## AIM OF THE EXERCISE
Repeat everything in the material exactly.

## WORKING DATA
▶
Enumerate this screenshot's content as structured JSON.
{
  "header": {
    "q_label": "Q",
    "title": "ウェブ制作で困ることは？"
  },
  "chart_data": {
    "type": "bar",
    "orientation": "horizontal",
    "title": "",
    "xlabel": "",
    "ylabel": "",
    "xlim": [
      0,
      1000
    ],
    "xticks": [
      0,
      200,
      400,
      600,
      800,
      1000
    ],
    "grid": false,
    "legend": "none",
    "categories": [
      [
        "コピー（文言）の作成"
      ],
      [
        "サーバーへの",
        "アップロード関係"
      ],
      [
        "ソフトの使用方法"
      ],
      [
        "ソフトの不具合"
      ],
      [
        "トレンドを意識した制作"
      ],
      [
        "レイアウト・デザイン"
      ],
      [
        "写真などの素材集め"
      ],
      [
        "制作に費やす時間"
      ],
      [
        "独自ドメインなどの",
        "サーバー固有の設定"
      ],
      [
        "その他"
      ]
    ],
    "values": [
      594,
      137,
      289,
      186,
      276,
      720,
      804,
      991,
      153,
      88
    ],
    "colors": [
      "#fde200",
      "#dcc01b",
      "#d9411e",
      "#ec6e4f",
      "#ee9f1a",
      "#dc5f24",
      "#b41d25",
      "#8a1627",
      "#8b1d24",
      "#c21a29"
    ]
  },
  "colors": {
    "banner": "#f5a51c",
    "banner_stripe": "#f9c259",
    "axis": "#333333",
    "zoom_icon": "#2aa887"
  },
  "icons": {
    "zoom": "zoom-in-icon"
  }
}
◀
## ANSWER TO THE TASK
Enumerate this screenshot's content as structured JSON.
{
  "header": {
    "q_label": "Q",
    "title": "ウェブ制作で困ることは？"
  },
  "chart_data": {
    "type": "bar",
    "orientation": "horizontal",
    "title": "",
    "xlabel": "",
    "ylabel": "",
    "xlim": [
      0,
      1000
    ],
    "xticks": [
      0,
      200,
      400,
      600,
      800,
      1000
    ],
    "grid": false,
    "legend": "none",
    "categories": [
      [
        "コピー（文言）の作成"
      ],
      [
        "サーバーへの",
        "アップロード関係"
      ],
      [
        "ソフトの使用方法"
      ],
      [
        "ソフトの不具合"
      ],
      [
        "トレンドを意識した制作"
      ],
      [
        "レイアウト・デザイン"
      ],
      [
        "写真などの素材集め"
      ],
      [
        "制作に費やす時間"
      ],
      [
        "独自ドメインなどの",
        "サーバー固有の設定"
      ],
      [
        "その他"
      ]
    ],
    "values": [
      594,
      137,
      289,
      186,
      276,
      720,
      804,
      991,
      153,
      88
    ],
    "colors": [
      "#fde200",
      "#dcc01b",
      "#d9411e",
      "#ec6e4f",
      "#ee9f1a",
      "#dc5f24",
      "#b41d25",
      "#8a1627",
      "#8b1d24",
      "#c21a29"
    ]
  },
  "colors": {
    "banner": "#f5a51c",
    "banner_stripe": "#f9c259",
    "axis": "#333333",
    "zoom_icon": "#2aa887"
  },
  "icons": {
    "zoom": "zoom-in-icon"
  }
}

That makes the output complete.